Task to carry out:
Quote every line as given.

:: Dataset records

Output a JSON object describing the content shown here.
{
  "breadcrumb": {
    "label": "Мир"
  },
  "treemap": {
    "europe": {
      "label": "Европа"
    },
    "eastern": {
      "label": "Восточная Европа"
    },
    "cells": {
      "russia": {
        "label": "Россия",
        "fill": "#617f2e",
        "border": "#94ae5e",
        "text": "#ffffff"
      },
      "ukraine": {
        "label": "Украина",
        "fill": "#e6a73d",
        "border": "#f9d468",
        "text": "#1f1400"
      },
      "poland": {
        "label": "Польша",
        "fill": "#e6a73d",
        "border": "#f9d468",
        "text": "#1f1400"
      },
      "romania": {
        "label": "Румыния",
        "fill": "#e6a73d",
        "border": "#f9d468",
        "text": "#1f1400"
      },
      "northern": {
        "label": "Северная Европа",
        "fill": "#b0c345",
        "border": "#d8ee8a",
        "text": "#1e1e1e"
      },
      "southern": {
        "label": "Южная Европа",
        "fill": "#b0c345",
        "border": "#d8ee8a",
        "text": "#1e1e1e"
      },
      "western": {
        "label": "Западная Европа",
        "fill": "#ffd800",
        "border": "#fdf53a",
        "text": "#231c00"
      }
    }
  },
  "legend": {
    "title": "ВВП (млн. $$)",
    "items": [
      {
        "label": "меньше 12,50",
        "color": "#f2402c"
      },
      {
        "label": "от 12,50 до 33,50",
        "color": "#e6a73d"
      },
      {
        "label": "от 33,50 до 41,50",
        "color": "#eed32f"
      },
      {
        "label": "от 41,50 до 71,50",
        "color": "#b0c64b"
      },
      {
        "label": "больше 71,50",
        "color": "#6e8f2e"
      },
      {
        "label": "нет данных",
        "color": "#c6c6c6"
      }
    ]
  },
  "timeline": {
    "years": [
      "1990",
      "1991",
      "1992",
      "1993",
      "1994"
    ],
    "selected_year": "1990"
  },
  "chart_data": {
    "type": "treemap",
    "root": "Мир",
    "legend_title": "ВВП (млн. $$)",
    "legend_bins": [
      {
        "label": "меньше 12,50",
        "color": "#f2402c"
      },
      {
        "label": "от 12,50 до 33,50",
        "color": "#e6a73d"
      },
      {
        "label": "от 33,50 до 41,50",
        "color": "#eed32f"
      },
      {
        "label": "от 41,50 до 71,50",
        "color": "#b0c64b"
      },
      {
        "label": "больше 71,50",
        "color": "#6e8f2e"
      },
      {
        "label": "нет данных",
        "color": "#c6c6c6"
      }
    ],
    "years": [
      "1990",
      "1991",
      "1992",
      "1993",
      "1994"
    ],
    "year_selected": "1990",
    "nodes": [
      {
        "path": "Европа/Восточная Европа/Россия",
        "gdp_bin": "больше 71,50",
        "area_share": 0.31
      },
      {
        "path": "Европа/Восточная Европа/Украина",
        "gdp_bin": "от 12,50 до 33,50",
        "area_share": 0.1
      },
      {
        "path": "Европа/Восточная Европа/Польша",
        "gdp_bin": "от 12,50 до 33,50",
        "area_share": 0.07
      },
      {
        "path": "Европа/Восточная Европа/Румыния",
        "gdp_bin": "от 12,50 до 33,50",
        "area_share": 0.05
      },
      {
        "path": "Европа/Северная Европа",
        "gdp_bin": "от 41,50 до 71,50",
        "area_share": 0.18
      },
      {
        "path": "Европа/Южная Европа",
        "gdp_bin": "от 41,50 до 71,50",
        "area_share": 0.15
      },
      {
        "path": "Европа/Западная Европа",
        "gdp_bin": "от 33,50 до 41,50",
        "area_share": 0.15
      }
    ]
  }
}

::::

Solution:
Output a JSON object describing the content shown here.
{
  "breadcrumb": {
    "label": "Мир"
  },
  "treemap": {
    "europe": {
      "label": "Европа"
    },
    "eastern": {
      "label": "Восточная Европа"
    },
    "cells": {
      "russia": {
        "label": "Россия",
        "fill": "#617f2e",
        "border": "#94ae5e",
        "text": "#ffffff"
      },
      "ukraine": {
        "label": "Украина",
        "fill": "#e6a73d",
        "border": "#f9d468",
        "text": "#1f1400"
      },
      "poland": {
        "label": "Польша",
        "fill": "#e6a73d",
        "border": "#f9d468",
        "text": "#1f1400"
      },
      "romania": {
        "label": "Румыния",
        "fill": "#e6a73d",
        "border": "#f9d468",
        "text": "#1f1400"
      },
      "northern": {
        "label": "Северная Европа",
        "fill": "#b0c345",
        "border": "#d8ee8a",
        "text": "#1e1e1e"
      },
      "southern": {
        "label": "Южная Европа",
        "fill": "#b0c345",
        "border": "#d8ee8a",
        "text": "#1e1e1e"
      },
      "western": {
        "label": "Западная Европа",
        "fill": "#ffd800",
        "border": "#fdf53a",
        "text": "#231c00"
      }
    }
  },
  "legend": {
    "title": "ВВП (млн. $$)",
    "items": [
      {
        "label": "меньше 12,50",
        "color": "#f2402c"
      },
      {
        "label": "от 12,50 до 33,50",
        "color": "#e6a73d"
      },
      {
        "label": "от 33,50 до 41,50",
        "color": "#eed32f"
      },
      {
        "label": "от 41,50 до 71,50",
        "color": "#b0c64b"
      },
      {
        "label": "больше 71,50",
        "color": "#6e8f2e"
      },
      {
        "label": "нет данных",
        "color": "#c6c6c6"
      }
    ]
  },
  "timeline": {
    "years": [
      "1990",
      "1991",
      "1992",
      "1993",
      "1994"
    ],
    "selected_year": "1990"
  },
  "chart_data": {
    "type": "treemap",
    "root": "Мир",
    "legend_title": "ВВП (млн. $$)",
    "legend_bins": [
      {
        "label": "меньше 12,50",
        "color": "#f2402c"
      },
      {
        "label": "от 12,50 до 33,50",
        "color": "#e6a73d"
      },
      {
        "label": "от 33,50 до 41,50",
        "color": "#eed32f"
      },
      {
        "label": "от 41,50 до 71,50",
        "color": "#b0c64b"
      },
      {
        "label": "больше 71,50",
        "color": "#6e8f2e"
      },
      {
        "label": "нет данных",
        "color": "#c6c6c6"
      }
    ],
    "years": [
      "1990",
      "1991",
      "1992",
      "1993",
      "1994"
    ],
    "year_selected": "1990",
    "nodes": [
      {
        "path": "Европа/Восточная Европа/Россия",
        "gdp_bin": "больше 71,50",
        "area_share": 0.31
      },
      {
        "path": "Европа/Восточная Европа/Украина",
        "gdp_bin": "от 12,50 до 33,50",
        "area_share": 0.1
      },
      {
        "path": "Европа/Восточная Европа/Польша",
        "gdp_bin": "от 12,50 до 33,50",
        "area_share": 0.07
      },
      {
        "path": "Европа/Восточная Европа/Румыния",
        "gdp_bin": "от 12,50 до 33,50",
        "area_share": 0.05
      },
      {
        "path": "Европа/Северная Европа",
        "gdp_bin": "от 41,50 до 71,50",
        "area_share": 0.18
      },
      {
        "path": "Европа/Южная Европа",
        "gdp_bin": "от 41,50 до 71,50",
        "area_share": 0.15
      },
      {
        "path": "Европа/Западная Европа",
        "gdp_bin": "от 33,50 до 41,50",
        "area_share": 0.15
      }
    ]
  }
}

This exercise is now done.